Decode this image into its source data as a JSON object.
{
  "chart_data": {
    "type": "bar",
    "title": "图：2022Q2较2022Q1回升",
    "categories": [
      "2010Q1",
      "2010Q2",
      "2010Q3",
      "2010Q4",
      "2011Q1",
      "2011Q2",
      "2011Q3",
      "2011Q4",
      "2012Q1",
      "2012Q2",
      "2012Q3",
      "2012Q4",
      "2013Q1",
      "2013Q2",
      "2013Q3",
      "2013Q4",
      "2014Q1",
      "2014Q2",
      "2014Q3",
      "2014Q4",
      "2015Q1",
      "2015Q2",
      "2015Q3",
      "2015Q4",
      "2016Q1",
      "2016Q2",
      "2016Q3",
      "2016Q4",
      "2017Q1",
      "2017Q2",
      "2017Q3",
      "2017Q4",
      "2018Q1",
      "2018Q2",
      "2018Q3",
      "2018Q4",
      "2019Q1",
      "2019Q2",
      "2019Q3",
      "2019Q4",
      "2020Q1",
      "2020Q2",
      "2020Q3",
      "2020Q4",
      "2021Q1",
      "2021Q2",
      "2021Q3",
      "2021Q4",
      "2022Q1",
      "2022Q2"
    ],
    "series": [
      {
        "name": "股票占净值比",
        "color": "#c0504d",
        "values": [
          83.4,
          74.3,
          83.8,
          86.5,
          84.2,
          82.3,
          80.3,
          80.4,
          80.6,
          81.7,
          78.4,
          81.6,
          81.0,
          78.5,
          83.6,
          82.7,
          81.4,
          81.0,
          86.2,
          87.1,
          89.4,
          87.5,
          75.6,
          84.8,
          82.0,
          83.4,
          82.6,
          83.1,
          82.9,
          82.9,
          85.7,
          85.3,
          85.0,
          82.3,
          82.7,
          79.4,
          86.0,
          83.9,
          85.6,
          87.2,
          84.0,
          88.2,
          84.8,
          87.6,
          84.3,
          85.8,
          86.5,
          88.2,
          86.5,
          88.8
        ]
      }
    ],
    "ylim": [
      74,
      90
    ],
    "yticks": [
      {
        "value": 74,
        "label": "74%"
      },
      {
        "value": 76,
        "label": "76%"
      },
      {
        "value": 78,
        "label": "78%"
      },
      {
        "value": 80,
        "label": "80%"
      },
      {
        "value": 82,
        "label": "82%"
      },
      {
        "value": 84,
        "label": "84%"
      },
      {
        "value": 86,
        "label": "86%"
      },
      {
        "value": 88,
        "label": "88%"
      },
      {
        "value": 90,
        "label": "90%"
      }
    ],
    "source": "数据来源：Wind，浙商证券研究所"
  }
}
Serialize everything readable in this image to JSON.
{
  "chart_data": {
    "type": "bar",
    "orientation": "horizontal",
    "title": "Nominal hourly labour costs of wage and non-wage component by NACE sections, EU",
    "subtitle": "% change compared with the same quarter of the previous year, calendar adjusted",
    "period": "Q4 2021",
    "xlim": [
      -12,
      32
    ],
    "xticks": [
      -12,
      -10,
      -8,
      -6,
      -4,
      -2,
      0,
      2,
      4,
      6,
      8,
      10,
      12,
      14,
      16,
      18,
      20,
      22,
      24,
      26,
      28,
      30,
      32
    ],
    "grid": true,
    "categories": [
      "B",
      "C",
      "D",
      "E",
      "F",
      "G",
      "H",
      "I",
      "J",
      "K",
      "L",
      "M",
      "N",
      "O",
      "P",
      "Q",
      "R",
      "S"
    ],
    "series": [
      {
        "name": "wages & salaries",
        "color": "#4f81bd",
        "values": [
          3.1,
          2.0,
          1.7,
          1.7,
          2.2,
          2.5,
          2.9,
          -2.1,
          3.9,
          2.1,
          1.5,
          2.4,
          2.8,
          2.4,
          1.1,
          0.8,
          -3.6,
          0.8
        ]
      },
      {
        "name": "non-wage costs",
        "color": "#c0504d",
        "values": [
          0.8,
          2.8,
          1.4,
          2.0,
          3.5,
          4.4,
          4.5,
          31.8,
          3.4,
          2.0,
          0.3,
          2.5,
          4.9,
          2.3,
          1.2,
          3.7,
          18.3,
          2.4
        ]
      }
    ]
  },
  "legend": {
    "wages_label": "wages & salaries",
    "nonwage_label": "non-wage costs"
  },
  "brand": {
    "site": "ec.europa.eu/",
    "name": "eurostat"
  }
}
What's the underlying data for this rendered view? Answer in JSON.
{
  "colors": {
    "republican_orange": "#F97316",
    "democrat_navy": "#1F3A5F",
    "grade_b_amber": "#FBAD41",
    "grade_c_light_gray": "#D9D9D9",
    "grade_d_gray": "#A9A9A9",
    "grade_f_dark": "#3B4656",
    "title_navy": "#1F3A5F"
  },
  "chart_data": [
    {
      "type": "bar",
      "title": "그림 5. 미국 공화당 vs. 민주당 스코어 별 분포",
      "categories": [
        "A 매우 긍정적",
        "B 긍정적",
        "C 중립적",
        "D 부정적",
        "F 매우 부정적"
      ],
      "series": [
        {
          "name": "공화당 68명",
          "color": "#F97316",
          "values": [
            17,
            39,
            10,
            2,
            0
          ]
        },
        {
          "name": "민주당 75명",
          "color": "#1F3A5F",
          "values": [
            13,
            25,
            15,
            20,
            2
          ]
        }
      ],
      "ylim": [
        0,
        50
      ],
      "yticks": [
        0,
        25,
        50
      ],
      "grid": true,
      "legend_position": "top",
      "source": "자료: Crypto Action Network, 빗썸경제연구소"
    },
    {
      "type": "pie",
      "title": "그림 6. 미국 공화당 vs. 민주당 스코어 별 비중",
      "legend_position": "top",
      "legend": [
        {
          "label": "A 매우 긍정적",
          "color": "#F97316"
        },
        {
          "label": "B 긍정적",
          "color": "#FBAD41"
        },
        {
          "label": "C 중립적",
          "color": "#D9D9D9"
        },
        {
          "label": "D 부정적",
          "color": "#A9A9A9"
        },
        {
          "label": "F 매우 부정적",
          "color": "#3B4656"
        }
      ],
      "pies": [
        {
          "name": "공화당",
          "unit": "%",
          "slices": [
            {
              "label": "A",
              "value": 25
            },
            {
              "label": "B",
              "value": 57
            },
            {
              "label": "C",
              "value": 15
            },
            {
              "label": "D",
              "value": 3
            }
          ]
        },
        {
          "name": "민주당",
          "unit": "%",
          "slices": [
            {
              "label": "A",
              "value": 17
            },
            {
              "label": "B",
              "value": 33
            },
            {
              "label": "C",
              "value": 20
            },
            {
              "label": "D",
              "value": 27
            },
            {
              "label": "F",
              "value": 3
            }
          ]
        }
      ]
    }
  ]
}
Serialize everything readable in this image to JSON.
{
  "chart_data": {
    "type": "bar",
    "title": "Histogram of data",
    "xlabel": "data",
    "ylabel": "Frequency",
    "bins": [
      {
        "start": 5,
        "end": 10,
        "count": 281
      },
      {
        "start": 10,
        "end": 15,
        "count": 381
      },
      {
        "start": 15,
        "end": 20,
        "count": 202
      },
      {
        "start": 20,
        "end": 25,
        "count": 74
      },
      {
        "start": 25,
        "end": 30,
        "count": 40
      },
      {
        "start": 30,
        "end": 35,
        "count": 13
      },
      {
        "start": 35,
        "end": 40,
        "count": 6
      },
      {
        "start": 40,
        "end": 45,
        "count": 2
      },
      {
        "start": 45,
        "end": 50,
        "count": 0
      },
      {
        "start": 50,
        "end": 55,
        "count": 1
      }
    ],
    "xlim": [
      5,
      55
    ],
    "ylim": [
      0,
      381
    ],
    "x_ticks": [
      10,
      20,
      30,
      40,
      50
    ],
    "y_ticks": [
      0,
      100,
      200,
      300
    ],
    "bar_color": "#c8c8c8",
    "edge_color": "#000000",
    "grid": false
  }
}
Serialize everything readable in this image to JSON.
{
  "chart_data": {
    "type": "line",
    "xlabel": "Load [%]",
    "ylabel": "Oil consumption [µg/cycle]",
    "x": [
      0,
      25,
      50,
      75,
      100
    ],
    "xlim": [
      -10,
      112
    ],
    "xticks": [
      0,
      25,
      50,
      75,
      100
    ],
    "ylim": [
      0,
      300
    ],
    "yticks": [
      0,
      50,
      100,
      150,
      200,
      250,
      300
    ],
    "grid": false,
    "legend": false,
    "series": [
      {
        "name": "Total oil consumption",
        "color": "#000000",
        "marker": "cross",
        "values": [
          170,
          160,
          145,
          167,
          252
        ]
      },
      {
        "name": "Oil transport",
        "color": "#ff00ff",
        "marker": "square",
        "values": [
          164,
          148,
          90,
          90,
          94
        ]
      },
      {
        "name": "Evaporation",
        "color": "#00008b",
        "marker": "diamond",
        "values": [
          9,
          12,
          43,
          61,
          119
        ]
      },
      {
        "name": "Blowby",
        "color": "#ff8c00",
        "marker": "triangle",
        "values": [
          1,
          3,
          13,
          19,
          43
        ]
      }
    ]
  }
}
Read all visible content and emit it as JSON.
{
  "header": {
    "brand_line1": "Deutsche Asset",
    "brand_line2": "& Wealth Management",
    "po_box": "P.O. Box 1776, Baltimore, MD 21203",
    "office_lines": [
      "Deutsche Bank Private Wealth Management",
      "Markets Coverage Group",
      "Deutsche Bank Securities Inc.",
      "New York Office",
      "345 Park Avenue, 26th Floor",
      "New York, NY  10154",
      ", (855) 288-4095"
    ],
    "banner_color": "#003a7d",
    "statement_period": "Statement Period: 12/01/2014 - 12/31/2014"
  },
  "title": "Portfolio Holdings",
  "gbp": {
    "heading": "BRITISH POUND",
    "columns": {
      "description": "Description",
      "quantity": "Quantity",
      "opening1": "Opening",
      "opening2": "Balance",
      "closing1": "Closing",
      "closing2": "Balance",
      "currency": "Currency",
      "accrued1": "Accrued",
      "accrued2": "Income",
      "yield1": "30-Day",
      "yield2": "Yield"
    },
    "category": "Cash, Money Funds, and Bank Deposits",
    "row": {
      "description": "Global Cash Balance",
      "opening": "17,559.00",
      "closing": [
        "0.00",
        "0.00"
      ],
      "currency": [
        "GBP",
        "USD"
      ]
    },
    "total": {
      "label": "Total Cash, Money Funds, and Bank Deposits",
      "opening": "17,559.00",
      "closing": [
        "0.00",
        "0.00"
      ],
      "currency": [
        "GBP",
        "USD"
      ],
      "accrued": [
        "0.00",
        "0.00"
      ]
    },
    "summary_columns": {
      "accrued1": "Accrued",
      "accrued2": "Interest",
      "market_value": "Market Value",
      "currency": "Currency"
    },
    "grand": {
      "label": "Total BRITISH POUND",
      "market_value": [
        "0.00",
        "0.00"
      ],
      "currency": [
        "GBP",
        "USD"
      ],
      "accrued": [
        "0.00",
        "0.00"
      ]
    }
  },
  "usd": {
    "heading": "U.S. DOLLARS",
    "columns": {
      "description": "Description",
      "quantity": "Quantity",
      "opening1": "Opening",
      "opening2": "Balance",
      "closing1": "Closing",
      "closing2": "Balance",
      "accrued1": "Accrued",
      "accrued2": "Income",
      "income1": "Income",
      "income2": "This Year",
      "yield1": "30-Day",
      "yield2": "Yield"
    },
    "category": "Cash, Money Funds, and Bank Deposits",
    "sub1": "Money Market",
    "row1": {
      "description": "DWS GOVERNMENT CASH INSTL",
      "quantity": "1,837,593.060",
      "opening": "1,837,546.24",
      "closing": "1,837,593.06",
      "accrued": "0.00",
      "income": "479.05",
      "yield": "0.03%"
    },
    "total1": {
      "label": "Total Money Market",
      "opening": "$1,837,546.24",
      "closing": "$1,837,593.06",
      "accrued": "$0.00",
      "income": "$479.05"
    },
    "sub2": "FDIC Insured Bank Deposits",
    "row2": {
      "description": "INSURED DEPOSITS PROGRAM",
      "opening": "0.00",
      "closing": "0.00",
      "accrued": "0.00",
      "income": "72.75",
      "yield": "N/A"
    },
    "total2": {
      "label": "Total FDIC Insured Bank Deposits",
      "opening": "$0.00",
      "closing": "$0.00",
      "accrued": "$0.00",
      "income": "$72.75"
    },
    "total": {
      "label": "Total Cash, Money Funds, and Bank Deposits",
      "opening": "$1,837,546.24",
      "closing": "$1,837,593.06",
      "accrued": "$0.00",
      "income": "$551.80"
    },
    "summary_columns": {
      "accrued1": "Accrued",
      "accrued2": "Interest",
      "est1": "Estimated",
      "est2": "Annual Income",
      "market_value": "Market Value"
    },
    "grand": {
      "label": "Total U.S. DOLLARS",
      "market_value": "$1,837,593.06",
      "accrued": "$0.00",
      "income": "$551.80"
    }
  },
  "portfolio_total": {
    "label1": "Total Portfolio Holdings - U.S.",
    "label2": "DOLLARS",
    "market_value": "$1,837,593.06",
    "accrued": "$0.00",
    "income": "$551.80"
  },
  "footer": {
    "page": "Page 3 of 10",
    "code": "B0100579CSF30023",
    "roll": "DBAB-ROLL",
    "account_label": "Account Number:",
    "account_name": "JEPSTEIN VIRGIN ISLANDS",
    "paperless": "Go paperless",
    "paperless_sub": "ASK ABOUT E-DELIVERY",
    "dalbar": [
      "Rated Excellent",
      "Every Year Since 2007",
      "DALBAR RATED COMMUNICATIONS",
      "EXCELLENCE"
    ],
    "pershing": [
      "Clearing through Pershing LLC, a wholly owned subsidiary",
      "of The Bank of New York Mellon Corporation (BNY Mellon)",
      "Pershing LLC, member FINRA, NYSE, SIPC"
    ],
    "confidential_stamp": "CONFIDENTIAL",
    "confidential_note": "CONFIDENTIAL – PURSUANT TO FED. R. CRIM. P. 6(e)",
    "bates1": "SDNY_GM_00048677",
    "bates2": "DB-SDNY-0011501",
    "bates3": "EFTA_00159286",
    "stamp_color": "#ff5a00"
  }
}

+++

▸ **Task to carry out**: Out of the material above, gather each line where "POUND" appears.

▸ **Right answer**:
    "heading": "BRITISH POUND",
      "label": "Total BRITISH POUND",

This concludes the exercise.